**Exercise prompt:** Extract each line bearing the word "pautas".

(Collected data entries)
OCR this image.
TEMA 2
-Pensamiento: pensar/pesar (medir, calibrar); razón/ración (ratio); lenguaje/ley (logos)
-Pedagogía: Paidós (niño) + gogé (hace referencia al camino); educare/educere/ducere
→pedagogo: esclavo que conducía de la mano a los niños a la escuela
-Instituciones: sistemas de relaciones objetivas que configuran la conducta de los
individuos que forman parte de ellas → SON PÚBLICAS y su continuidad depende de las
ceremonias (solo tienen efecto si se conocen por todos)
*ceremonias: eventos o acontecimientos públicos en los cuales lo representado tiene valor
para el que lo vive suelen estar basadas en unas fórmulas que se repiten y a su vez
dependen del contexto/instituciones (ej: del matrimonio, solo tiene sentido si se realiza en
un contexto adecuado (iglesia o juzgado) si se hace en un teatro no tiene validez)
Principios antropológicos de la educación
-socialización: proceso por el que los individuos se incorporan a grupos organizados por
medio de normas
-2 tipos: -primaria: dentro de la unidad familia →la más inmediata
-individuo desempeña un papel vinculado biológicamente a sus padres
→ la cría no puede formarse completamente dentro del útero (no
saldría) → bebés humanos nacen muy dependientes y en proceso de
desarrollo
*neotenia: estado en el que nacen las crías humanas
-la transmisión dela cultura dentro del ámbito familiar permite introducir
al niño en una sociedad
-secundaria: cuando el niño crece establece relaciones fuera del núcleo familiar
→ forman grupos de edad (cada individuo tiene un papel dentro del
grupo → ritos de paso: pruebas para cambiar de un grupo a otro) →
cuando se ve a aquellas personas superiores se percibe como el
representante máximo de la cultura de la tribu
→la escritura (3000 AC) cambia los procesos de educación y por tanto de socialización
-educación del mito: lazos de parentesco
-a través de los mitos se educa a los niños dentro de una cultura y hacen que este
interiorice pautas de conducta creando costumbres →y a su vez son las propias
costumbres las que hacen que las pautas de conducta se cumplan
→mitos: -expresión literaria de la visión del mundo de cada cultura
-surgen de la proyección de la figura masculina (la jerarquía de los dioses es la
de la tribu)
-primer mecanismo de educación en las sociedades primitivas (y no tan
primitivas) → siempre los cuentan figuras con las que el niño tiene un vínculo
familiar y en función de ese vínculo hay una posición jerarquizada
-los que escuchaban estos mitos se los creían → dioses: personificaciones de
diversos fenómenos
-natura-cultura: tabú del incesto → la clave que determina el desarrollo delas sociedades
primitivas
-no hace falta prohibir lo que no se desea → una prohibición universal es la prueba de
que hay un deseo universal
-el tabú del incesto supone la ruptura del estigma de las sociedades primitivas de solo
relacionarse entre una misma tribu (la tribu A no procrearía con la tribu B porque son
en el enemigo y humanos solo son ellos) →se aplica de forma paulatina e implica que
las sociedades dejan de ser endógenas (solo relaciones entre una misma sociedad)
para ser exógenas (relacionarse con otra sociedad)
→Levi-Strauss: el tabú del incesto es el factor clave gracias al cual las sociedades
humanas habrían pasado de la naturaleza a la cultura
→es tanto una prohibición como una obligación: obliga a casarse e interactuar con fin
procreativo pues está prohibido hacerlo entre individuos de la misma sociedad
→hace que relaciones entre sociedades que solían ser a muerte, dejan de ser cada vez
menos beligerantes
* * *
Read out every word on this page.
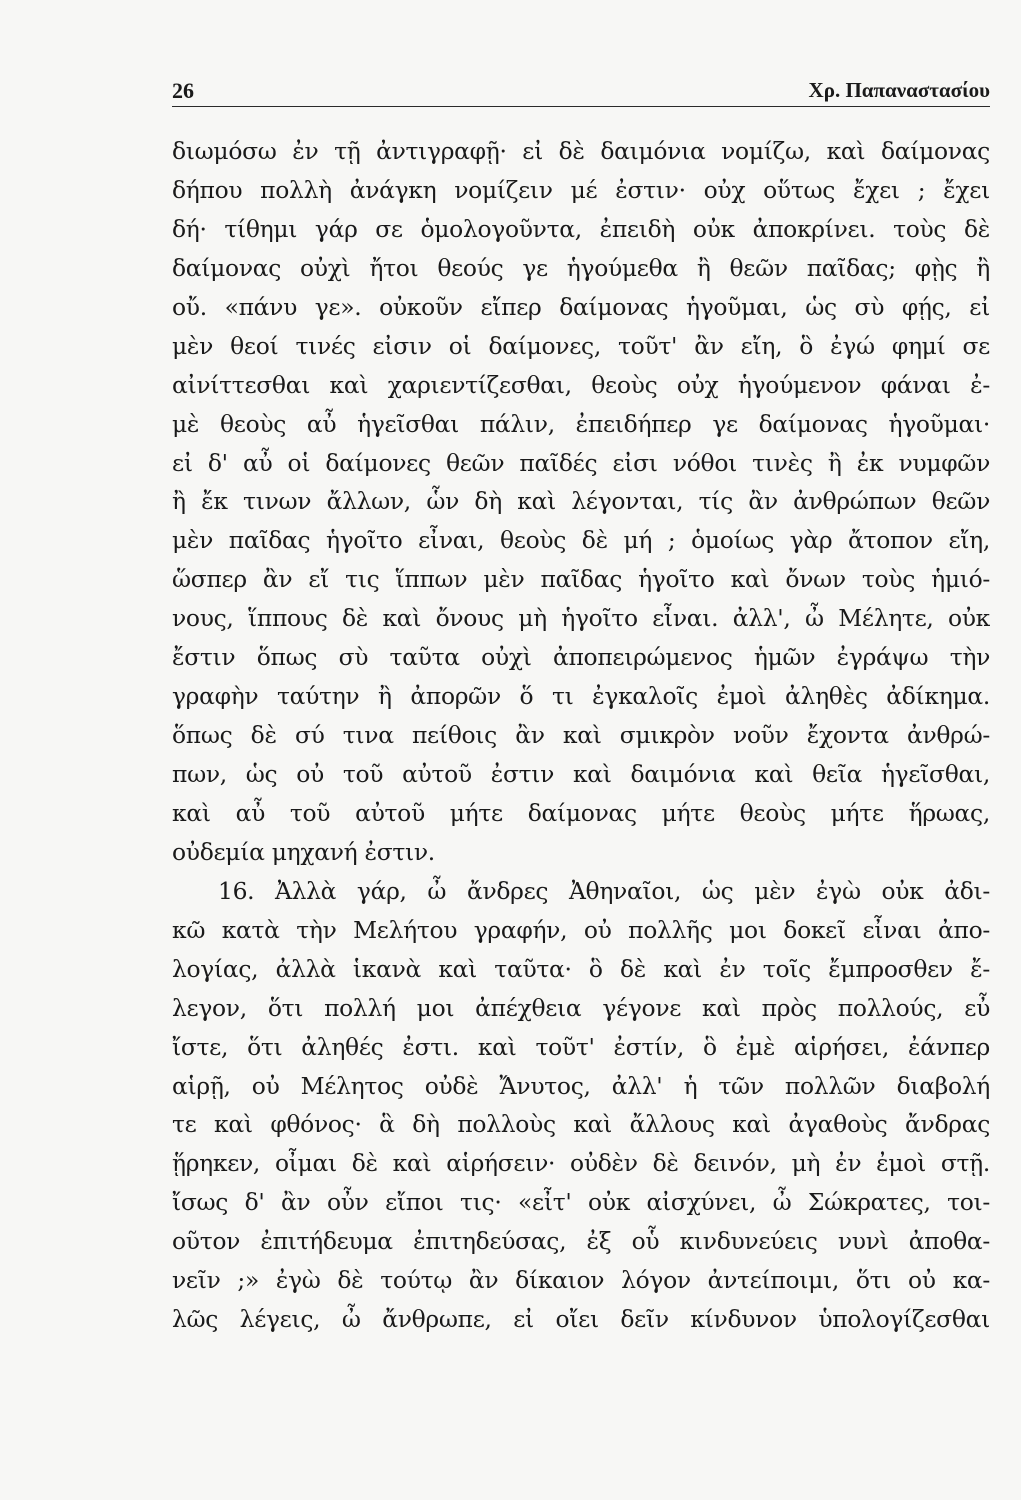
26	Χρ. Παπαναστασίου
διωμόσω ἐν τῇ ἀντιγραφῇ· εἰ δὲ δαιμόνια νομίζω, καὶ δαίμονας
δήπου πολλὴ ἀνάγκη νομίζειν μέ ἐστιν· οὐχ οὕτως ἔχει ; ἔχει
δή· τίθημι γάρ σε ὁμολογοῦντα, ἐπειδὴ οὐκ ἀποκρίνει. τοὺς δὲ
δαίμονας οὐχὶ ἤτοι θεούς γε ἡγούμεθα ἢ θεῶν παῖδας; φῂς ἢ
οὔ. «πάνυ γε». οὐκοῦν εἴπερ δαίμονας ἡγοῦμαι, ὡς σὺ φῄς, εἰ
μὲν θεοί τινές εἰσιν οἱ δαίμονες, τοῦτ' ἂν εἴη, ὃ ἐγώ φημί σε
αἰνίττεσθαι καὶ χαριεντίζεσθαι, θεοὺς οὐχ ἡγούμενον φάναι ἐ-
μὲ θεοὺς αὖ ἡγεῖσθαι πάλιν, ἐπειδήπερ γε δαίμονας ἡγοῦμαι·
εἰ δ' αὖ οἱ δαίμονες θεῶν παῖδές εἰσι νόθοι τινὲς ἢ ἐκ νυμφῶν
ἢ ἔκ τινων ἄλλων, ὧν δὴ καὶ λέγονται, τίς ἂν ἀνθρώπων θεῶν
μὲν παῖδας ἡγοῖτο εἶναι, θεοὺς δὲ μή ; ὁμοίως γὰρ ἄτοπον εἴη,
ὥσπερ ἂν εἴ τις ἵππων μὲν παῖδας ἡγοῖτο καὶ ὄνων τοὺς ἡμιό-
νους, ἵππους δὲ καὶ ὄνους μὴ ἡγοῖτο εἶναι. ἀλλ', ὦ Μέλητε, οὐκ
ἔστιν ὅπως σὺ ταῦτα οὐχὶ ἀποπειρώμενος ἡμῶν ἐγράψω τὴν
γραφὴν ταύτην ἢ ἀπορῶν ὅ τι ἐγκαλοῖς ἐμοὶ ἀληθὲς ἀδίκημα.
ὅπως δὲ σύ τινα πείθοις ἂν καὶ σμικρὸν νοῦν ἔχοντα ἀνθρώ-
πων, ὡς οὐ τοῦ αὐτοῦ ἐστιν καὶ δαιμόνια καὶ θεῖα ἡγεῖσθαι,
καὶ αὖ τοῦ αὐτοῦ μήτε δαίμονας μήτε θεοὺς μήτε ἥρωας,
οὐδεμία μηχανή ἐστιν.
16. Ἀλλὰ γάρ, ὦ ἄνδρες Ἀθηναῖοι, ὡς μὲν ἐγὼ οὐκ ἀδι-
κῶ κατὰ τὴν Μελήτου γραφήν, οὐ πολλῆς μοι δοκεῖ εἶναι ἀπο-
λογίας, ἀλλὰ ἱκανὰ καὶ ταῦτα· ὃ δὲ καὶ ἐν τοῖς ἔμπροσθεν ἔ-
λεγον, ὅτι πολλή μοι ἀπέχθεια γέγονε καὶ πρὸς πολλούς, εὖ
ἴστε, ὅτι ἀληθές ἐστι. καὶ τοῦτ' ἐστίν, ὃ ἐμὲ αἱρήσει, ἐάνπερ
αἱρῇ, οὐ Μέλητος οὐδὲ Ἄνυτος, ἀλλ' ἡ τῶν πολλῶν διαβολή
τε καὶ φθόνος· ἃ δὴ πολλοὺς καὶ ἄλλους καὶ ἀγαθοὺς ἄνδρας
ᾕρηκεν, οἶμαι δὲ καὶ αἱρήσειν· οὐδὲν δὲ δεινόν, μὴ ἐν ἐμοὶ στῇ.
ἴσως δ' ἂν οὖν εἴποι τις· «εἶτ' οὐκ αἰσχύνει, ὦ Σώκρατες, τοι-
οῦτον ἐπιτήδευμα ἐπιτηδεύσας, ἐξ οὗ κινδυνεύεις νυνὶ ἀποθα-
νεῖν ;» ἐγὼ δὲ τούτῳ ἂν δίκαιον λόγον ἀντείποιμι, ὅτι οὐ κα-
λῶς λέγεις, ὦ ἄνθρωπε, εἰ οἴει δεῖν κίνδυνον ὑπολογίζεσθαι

**Solution to this task:**
interiorice pautas de conducta creando costumbres →y a su vez son las propias
costumbres las que hacen que las pautas de conducta se cumplan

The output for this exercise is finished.